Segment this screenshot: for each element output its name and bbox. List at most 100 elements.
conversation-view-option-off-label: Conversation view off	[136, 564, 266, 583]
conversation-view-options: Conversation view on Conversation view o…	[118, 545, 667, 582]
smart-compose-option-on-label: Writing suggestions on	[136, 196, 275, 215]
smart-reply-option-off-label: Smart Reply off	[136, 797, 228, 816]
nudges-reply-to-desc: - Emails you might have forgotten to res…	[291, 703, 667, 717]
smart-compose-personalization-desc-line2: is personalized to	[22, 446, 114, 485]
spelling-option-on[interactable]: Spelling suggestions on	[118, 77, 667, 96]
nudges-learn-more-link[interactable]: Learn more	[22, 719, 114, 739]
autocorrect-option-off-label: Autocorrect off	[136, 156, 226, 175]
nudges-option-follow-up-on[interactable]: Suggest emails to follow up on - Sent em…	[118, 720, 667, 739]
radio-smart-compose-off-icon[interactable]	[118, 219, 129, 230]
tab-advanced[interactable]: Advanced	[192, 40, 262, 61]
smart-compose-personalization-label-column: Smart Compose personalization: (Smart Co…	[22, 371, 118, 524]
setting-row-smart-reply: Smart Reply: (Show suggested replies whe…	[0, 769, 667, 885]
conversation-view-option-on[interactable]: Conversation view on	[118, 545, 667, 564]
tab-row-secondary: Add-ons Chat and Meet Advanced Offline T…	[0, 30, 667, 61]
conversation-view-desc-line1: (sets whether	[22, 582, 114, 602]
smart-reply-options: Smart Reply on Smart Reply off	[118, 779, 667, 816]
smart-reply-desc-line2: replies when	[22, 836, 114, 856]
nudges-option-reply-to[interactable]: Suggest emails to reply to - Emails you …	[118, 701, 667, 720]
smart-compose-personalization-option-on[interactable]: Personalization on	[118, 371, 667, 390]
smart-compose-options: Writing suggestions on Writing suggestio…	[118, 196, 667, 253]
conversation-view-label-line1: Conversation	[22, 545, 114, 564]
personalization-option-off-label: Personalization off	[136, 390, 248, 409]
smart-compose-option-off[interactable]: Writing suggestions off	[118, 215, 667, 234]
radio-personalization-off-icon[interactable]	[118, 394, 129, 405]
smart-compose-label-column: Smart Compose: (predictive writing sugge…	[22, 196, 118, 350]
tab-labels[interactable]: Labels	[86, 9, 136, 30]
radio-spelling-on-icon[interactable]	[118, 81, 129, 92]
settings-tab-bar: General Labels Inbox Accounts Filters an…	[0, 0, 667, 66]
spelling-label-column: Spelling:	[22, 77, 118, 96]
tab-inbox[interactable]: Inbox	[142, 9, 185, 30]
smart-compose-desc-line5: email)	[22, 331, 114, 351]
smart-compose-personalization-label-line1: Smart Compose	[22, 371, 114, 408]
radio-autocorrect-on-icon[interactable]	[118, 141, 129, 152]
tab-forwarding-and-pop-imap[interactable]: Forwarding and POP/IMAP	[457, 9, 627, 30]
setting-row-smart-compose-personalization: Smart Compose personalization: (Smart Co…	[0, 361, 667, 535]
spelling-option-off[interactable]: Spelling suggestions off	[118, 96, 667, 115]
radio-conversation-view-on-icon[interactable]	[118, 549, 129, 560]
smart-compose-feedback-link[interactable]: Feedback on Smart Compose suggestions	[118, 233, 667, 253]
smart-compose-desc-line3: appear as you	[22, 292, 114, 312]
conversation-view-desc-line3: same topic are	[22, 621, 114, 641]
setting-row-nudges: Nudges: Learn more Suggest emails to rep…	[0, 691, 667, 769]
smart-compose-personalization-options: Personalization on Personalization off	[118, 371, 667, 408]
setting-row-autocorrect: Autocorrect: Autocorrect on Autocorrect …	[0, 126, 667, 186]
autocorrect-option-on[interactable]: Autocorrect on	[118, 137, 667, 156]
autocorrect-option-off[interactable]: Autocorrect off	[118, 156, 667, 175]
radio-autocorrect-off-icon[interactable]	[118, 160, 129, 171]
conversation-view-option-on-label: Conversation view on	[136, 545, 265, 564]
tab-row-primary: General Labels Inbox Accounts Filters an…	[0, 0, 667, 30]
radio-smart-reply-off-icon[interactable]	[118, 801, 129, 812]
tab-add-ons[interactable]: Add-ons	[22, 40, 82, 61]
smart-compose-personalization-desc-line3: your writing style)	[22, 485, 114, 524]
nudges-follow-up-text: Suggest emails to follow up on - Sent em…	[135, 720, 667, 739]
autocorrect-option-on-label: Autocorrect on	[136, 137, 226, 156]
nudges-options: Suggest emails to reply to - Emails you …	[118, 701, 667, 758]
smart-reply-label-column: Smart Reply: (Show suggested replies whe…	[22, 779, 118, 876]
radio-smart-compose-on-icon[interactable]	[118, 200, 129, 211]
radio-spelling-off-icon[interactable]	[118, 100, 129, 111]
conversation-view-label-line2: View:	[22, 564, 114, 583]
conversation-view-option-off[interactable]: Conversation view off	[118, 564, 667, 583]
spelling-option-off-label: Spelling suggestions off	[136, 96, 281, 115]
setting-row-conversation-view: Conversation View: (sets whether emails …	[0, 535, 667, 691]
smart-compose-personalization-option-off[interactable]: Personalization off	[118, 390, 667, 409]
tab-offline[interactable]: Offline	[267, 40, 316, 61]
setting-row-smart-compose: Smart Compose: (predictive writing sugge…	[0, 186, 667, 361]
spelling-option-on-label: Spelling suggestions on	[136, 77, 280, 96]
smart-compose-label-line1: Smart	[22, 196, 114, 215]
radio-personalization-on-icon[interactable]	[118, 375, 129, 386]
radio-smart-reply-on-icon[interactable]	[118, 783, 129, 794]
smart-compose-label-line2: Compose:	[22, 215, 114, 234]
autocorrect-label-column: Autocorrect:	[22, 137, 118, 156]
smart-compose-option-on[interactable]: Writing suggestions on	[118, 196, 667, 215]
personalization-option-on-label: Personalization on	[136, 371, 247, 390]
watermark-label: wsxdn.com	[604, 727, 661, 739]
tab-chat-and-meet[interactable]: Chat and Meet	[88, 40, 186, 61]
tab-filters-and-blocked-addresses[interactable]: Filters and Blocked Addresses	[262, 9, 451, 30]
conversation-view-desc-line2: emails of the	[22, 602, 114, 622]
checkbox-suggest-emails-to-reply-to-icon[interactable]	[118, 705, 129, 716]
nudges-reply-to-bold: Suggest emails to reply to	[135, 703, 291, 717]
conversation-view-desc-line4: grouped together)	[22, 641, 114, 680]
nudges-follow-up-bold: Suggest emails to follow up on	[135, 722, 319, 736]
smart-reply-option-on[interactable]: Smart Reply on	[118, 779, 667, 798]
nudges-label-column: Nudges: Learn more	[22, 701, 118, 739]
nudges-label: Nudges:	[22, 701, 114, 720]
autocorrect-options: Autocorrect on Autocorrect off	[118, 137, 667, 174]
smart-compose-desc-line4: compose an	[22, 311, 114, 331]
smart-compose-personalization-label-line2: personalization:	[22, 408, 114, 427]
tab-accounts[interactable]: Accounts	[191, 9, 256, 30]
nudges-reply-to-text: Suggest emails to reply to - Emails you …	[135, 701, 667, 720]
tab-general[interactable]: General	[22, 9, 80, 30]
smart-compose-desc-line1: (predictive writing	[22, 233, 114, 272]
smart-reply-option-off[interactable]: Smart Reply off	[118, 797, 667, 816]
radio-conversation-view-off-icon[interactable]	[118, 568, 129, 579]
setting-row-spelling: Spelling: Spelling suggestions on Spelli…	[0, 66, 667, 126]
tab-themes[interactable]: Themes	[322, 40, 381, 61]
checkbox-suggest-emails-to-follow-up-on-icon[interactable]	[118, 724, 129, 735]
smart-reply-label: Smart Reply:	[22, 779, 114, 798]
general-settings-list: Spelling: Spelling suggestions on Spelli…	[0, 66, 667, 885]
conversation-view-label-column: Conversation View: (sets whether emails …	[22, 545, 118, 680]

========================================

Set problem:
Copy the rows above word for word, from the first one through the line containing "nudges-option-reply-to[interactable]: Suggest emails".

The reply:
Segment this screenshot: for each element output its name and bbox. List at most 100 elements.
conversation-view-option-off-label: Conversation view off	[136, 564, 266, 583]
conversation-view-options: Conversation view on Conversation view o…	[118, 545, 667, 582]
smart-compose-option-on-label: Writing suggestions on	[136, 196, 275, 215]
smart-reply-option-off-label: Smart Reply off	[136, 797, 228, 816]
nudges-reply-to-desc: - Emails you might have forgotten to res…	[291, 703, 667, 717]
smart-compose-personalization-desc-line2: is personalized to	[22, 446, 114, 485]
spelling-option-on[interactable]: Spelling suggestions on	[118, 77, 667, 96]
nudges-learn-more-link[interactable]: Learn more	[22, 719, 114, 739]
autocorrect-option-off-label: Autocorrect off	[136, 156, 226, 175]
nudges-option-follow-up-on[interactable]: Suggest emails to follow up on - Sent em…	[118, 720, 667, 739]
radio-smart-compose-off-icon[interactable]	[118, 219, 129, 230]
tab-advanced[interactable]: Advanced	[192, 40, 262, 61]
smart-compose-personalization-label-column: Smart Compose personalization: (Smart Co…	[22, 371, 118, 524]
setting-row-smart-reply: Smart Reply: (Show suggested replies whe…	[0, 769, 667, 885]
conversation-view-option-on[interactable]: Conversation view on	[118, 545, 667, 564]
tab-row-secondary: Add-ons Chat and Meet Advanced Offline T…	[0, 30, 667, 61]
conversation-view-desc-line1: (sets whether	[22, 582, 114, 602]
smart-reply-options: Smart Reply on Smart Reply off	[118, 779, 667, 816]
smart-reply-desc-line2: replies when	[22, 836, 114, 856]
nudges-option-reply-to[interactable]: Suggest emails to reply to - Emails you …	[118, 701, 667, 720]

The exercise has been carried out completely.